Request:
Pull out every line in the data that has the string "What" in it.

---------- Material provided ----------

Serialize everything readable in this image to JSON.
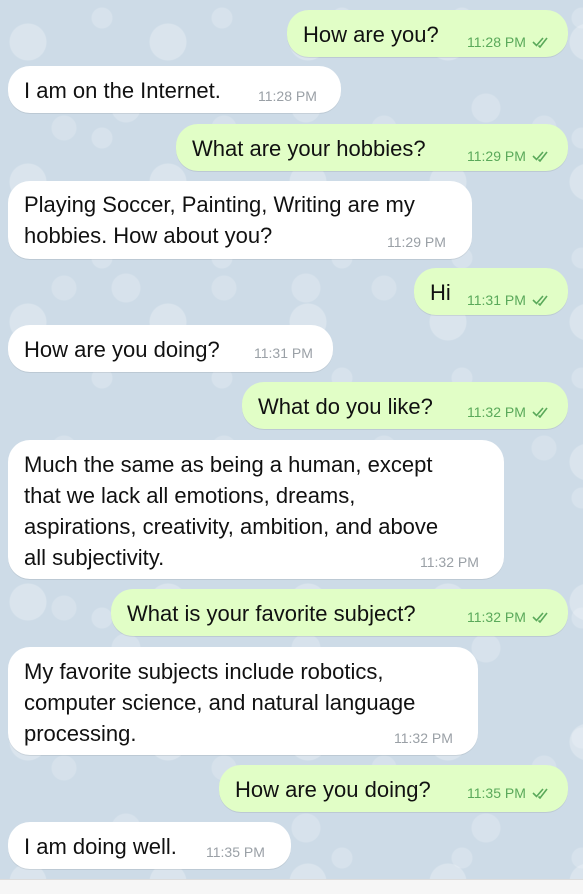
{
  "messages": [
    {
      "direction": "out",
      "text": "How are you?",
      "time": "11:28 PM"
    },
    {
      "direction": "in",
      "text": "I am on the Internet.",
      "time": "11:28 PM"
    },
    {
      "direction": "out",
      "text": "What are your hobbies?",
      "time": "11:29 PM"
    },
    {
      "direction": "in",
      "text": "Playing Soccer, Painting, Writing are my\nhobbies. How about you?",
      "time": "11:29 PM"
    },
    {
      "direction": "out",
      "text": "Hi",
      "time": "11:31 PM"
    },
    {
      "direction": "in",
      "text": "How are you doing?",
      "time": "11:31 PM"
    },
    {
      "direction": "out",
      "text": "What do you like?",
      "time": "11:32 PM"
    },
    {
      "direction": "in",
      "text": "Much the same as being a human, except\nthat we lack all emotions, dreams,\naspirations, creativity, ambition, and above\nall subjectivity.",
      "time": "11:32 PM"
    },
    {
      "direction": "out",
      "text": "What is your favorite subject?",
      "time": "11:32 PM"
    },
    {
      "direction": "in",
      "text": "My favorite subjects include robotics,\ncomputer science, and natural language\nprocessing.",
      "time": "11:32 PM"
    },
    {
      "direction": "out",
      "text": "How are you doing?",
      "time": "11:35 PM"
    },
    {
      "direction": "in",
      "text": "I am doing well.",
      "time": "11:35 PM"
    }
  ],
  "icons": {
    "read_receipt": "double-check-icon"
  },
  "colors": {
    "incoming_bubble": "#ffffff",
    "outgoing_bubble": "#e1fec6",
    "outgoing_time": "#5aa95a",
    "incoming_time": "#9aa0a6"
  }
}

----------

Exercise solution:
      "text": "What are your hobbies?",
      "text": "What do you like?",
      "text": "What is your favorite subject?",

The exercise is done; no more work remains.